| BRIEF |
In this exercise, reproduce all the entries that follow exactly.

| PROVIDED DATA |
▬▬▬

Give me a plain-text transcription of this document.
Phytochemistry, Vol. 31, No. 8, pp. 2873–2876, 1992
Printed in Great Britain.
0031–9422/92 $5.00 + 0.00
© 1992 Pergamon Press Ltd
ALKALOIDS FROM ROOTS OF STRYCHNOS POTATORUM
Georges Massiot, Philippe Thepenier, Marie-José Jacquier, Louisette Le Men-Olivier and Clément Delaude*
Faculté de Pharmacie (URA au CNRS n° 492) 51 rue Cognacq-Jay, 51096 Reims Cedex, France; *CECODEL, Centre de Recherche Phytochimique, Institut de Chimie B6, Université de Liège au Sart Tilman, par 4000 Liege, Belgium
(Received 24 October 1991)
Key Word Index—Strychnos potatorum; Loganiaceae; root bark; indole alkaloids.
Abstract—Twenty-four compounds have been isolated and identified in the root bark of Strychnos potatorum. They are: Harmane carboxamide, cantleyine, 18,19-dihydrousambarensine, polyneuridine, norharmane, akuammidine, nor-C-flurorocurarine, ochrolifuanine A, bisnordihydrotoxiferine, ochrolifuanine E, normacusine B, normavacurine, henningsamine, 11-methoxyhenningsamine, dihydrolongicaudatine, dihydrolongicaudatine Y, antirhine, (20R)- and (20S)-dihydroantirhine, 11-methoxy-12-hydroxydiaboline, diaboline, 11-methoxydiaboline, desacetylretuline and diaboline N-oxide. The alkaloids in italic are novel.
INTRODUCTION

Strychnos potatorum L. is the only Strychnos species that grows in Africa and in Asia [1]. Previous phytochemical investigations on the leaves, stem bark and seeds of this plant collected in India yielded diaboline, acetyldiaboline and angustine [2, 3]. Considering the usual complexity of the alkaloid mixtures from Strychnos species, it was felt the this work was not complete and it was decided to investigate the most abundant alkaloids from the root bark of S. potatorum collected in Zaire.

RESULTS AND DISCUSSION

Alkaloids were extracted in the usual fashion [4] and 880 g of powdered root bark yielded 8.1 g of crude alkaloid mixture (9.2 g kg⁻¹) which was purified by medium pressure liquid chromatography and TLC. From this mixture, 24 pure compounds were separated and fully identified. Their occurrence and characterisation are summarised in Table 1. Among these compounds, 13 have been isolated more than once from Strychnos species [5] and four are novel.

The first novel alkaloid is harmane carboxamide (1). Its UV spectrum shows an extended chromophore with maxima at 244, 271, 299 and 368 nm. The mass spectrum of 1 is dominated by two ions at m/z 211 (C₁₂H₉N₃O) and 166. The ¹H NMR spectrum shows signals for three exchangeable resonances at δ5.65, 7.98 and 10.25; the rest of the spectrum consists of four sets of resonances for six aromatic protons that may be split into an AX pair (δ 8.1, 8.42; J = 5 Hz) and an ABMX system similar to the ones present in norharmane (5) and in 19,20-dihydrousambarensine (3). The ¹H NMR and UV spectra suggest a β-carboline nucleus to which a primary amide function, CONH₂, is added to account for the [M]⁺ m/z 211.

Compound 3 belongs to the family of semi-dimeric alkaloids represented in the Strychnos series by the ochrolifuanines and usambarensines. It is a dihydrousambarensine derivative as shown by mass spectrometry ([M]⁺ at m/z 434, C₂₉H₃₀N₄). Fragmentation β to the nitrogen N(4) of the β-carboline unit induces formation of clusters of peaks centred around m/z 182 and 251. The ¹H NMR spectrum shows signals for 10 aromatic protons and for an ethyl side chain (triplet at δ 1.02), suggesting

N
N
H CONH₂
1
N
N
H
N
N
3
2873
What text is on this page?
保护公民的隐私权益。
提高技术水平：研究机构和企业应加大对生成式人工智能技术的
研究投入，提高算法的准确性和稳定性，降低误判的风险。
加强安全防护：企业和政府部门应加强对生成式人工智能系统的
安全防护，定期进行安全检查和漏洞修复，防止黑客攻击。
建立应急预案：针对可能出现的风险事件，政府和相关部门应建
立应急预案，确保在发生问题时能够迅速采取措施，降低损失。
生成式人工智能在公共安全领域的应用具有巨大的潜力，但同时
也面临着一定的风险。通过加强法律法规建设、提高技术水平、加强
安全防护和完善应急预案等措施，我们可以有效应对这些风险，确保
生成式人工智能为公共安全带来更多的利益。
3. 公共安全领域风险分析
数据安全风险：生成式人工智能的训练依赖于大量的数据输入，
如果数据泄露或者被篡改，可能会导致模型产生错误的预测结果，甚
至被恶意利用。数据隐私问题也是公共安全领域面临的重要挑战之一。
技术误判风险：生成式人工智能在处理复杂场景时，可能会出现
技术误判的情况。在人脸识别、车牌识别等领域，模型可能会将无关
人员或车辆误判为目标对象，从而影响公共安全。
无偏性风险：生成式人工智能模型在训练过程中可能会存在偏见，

▬▬▬

| FINAL ANSWER |
Give me a plain-text transcription of this document.
Phytochemistry, Vol. 31, No. 8, pp. 2873–2876, 1992
Printed in Great Britain.
0031–9422/92 $5.00 + 0.00
© 1992 Pergamon Press Ltd
ALKALOIDS FROM ROOTS OF STRYCHNOS POTATORUM
Georges Massiot, Philippe Thepenier, Marie-José Jacquier, Louisette Le Men-Olivier and Clément Delaude*
Faculté de Pharmacie (URA au CNRS n° 492) 51 rue Cognacq-Jay, 51096 Reims Cedex, France; *CECODEL, Centre de Recherche Phytochimique, Institut de Chimie B6, Université de Liège au Sart Tilman, par 4000 Liege, Belgium
(Received 24 October 1991)
Key Word Index—Strychnos potatorum; Loganiaceae; root bark; indole alkaloids.
Abstract—Twenty-four compounds have been isolated and identified in the root bark of Strychnos potatorum. They are: Harmane carboxamide, cantleyine, 18,19-dihydrousambarensine, polyneuridine, norharmane, akuammidine, nor-C-flurorocurarine, ochrolifuanine A, bisnordihydrotoxiferine, ochrolifuanine E, normacusine B, normavacurine, henningsamine, 11-methoxyhenningsamine, dihydrolongicaudatine, dihydrolongicaudatine Y, antirhine, (20R)- and (20S)-dihydroantirhine, 11-methoxy-12-hydroxydiaboline, diaboline, 11-methoxydiaboline, desacetylretuline and diaboline N-oxide. The alkaloids in italic are novel.
INTRODUCTION

Strychnos potatorum L. is the only Strychnos species that grows in Africa and in Asia [1]. Previous phytochemical investigations on the leaves, stem bark and seeds of this plant collected in India yielded diaboline, acetyldiaboline and angustine [2, 3]. Considering the usual complexity of the alkaloid mixtures from Strychnos species, it was felt the this work was not complete and it was decided to investigate the most abundant alkaloids from the root bark of S. potatorum collected in Zaire.

RESULTS AND DISCUSSION

Alkaloids were extracted in the usual fashion [4] and 880 g of powdered root bark yielded 8.1 g of crude alkaloid mixture (9.2 g kg⁻¹) which was purified by medium pressure liquid chromatography and TLC. From this mixture, 24 pure compounds were separated and fully identified. Their occurrence and characterisation are summarised in Table 1. Among these compounds, 13 have been isolated more than once from Strychnos species [5] and four are novel.

The first novel alkaloid is harmane carboxamide (1). Its UV spectrum shows an extended chromophore with maxima at 244, 271, 299 and 368 nm. The mass spectrum of 1 is dominated by two ions at m/z 211 (C₁₂H₉N₃O) and 166. The ¹H NMR spectrum shows signals for three exchangeable resonances at δ5.65, 7.98 and 10.25; the rest of the spectrum consists of four sets of resonances for six aromatic protons that may be split into an AX pair (δ 8.1, 8.42; J = 5 Hz) and an ABMX system similar to the ones present in norharmane (5) and in 19,20-dihydrousambarensine (3). The ¹H NMR and UV spectra suggest a β-carboline nucleus to which a primary amide function, CONH₂, is added to account for the [M]⁺ m/z 211.

Compound 3 belongs to the family of semi-dimeric alkaloids represented in the Strychnos series by the ochrolifuanines and usambarensines. It is a dihydrousambarensine derivative as shown by mass spectrometry ([M]⁺ at m/z 434, C₂₉H₃₀N₄). Fragmentation β to the nitrogen N(4) of the β-carboline unit induces formation of clusters of peaks centred around m/z 182 and 251. The ¹H NMR spectrum shows signals for 10 aromatic protons and for an ethyl side chain (triplet at δ 1.02), suggesting

N
N
H CONH₂
1
N
N
H
N
N
3
2873
What text is on this page?
保护公民的隐私权益。
提高技术水平：研究机构和企业应加大对生成式人工智能技术的
研究投入，提高算法的准确性和稳定性，降低误判的风险。
加强安全防护：企业和政府部门应加强对生成式人工智能系统的
安全防护，定期进行安全检查和漏洞修复，防止黑客攻击。
建立应急预案：针对可能出现的风险事件，政府和相关部门应建
立应急预案，确保在发生问题时能够迅速采取措施，降低损失。
生成式人工智能在公共安全领域的应用具有巨大的潜力，但同时
也面临着一定的风险。通过加强法律法规建设、提高技术水平、加强
安全防护和完善应急预案等措施，我们可以有效应对这些风险，确保
生成式人工智能为公共安全带来更多的利益。
3. 公共安全领域风险分析
数据安全风险：生成式人工智能的训练依赖于大量的数据输入，
如果数据泄露或者被篡改，可能会导致模型产生错误的预测结果，甚
至被恶意利用。数据隐私问题也是公共安全领域面临的重要挑战之一。
技术误判风险：生成式人工智能在处理复杂场景时，可能会出现
技术误判的情况。在人脸识别、车牌识别等领域，模型可能会将无关
人员或车辆误判为目标对象，从而影响公共安全。
无偏性风险：生成式人工智能模型在训练过程中可能会存在偏见，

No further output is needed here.